What needs to be done:
Read the material below. Count the lines containing "bounding" and give that count alone.

Source material:

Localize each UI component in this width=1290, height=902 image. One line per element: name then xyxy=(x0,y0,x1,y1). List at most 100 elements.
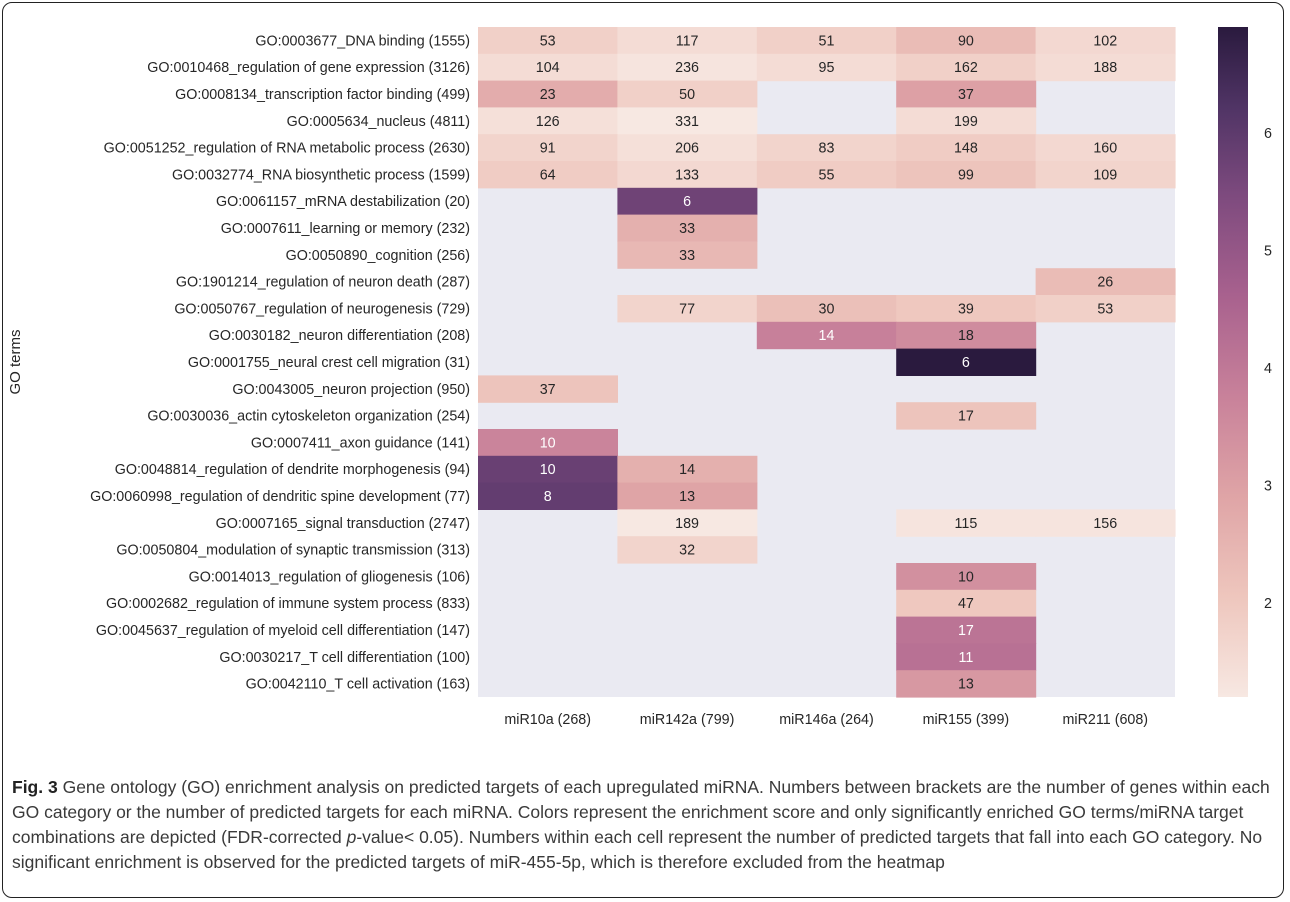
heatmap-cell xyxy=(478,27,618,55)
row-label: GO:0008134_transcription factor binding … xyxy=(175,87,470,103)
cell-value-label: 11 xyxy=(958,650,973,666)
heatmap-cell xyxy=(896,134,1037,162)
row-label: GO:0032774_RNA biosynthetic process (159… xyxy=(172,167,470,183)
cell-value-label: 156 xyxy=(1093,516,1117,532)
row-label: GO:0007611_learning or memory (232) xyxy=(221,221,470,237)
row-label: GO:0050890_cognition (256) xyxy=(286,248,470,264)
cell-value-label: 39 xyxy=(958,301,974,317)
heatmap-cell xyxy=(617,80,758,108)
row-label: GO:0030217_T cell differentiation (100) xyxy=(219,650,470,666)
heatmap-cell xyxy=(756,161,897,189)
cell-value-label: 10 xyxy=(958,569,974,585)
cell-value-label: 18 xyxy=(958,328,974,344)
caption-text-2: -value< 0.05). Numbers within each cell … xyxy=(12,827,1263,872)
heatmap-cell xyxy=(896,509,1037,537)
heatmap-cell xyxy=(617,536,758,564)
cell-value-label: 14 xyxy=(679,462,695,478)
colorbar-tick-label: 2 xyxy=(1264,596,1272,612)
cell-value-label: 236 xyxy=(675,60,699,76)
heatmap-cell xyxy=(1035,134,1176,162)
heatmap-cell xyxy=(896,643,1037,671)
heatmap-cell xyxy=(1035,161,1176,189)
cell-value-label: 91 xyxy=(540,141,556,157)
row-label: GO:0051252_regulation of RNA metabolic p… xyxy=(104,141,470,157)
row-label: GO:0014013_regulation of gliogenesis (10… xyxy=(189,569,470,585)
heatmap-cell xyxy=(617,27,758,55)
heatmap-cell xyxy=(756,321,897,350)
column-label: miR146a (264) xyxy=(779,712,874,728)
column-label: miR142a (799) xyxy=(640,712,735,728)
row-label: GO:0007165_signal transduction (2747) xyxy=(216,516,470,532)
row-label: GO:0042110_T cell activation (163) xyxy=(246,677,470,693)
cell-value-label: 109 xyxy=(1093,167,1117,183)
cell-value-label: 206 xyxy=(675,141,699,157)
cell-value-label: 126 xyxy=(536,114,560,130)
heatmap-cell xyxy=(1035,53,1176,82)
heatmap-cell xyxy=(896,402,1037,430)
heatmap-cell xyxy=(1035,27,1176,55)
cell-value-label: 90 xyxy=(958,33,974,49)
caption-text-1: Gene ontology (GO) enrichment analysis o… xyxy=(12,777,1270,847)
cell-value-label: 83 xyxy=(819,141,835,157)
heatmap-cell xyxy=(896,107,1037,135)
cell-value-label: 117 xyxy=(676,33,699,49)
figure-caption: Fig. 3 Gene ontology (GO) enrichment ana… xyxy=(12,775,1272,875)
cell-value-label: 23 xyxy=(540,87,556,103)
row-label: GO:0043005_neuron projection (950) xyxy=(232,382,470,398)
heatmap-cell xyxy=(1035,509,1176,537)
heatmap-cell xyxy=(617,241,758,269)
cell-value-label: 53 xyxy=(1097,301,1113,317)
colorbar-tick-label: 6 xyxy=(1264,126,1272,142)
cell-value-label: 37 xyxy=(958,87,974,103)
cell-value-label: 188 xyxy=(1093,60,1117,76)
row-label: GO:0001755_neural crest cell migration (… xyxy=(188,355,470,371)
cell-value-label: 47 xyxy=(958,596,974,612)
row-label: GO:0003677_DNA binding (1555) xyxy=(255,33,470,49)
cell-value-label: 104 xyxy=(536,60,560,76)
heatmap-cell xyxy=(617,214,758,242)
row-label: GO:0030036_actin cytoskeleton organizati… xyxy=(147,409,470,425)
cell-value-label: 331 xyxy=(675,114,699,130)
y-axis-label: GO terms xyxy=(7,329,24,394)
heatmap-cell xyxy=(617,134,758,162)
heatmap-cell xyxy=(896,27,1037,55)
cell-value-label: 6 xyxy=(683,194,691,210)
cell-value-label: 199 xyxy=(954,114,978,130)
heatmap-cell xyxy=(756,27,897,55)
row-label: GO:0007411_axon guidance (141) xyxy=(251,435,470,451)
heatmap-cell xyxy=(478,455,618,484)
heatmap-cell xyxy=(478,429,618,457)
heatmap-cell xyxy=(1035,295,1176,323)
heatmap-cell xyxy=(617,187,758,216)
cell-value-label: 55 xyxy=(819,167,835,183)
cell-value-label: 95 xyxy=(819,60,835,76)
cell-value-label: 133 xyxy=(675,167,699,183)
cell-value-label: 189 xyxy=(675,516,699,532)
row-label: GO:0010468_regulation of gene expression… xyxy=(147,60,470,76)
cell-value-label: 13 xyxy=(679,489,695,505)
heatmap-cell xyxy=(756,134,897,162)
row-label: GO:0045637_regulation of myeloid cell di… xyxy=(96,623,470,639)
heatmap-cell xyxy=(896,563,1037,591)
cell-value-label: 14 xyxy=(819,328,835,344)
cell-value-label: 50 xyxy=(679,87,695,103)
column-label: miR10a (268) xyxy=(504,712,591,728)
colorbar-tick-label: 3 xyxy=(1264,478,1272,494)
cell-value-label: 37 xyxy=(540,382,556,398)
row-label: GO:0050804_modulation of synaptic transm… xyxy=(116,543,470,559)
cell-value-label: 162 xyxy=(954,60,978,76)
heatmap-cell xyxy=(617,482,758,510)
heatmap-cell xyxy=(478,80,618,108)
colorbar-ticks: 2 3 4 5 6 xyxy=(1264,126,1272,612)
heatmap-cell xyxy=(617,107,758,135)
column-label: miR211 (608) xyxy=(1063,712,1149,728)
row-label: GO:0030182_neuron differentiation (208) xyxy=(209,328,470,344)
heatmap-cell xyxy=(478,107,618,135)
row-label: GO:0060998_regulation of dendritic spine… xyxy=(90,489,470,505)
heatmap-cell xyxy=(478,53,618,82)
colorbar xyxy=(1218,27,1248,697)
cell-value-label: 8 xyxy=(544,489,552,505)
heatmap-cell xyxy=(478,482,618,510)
* * *
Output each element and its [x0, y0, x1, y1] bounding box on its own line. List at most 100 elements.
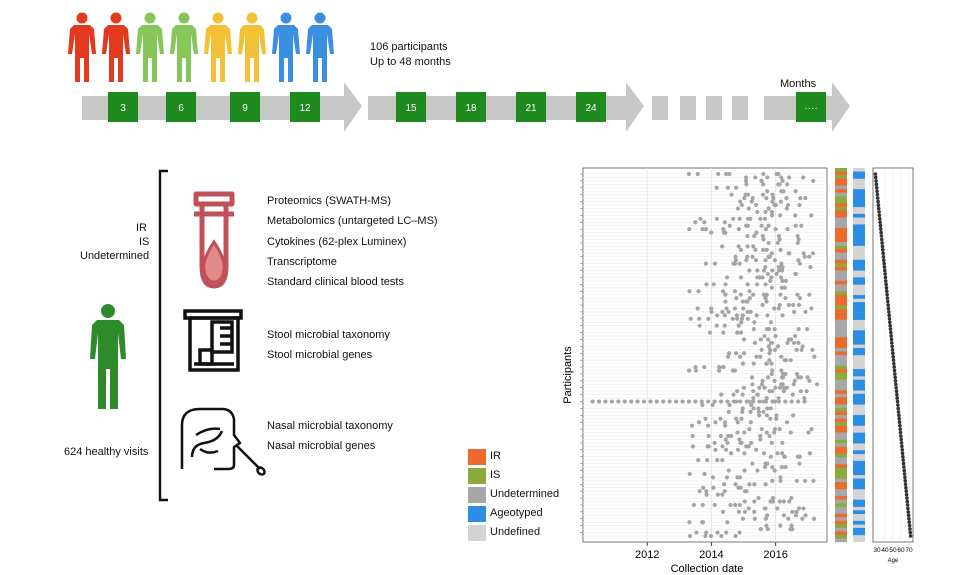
---
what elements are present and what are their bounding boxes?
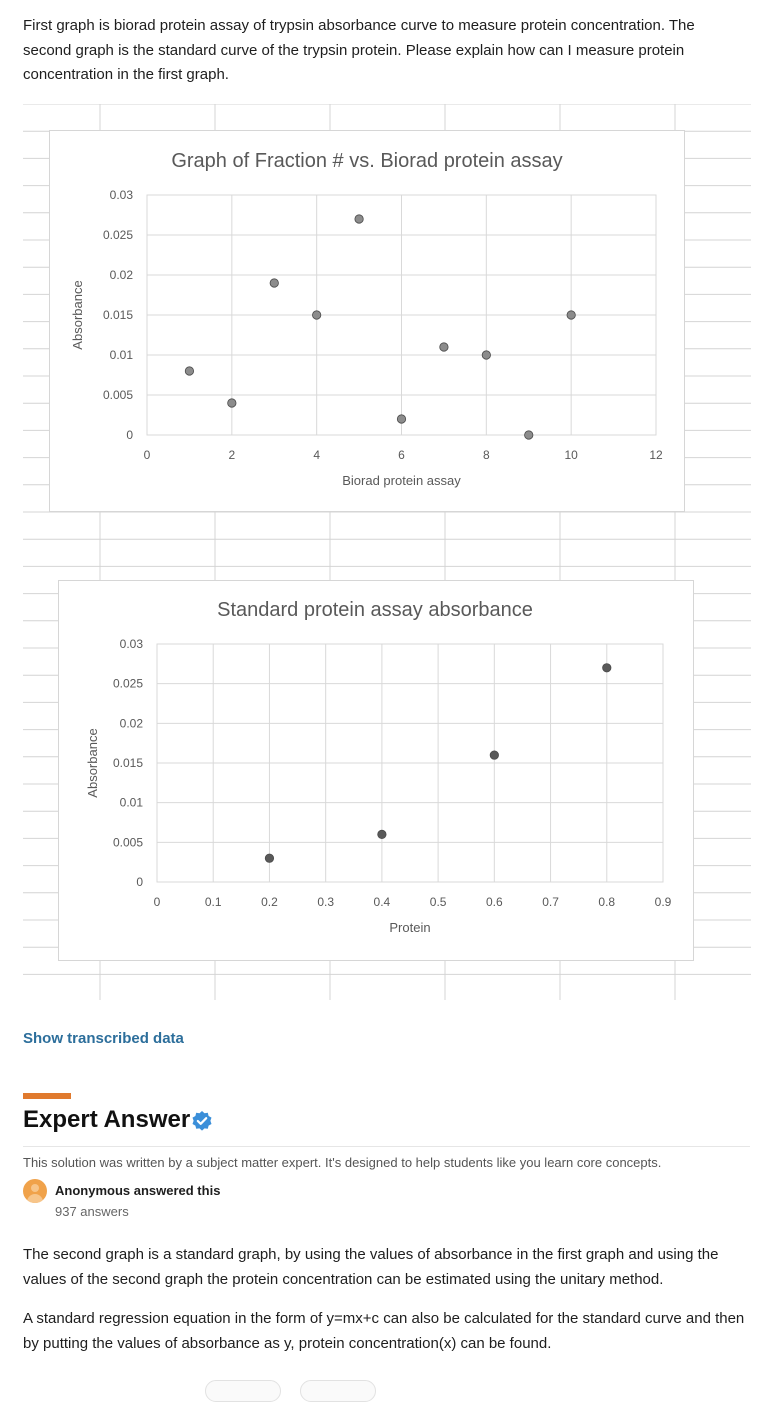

Answer:
2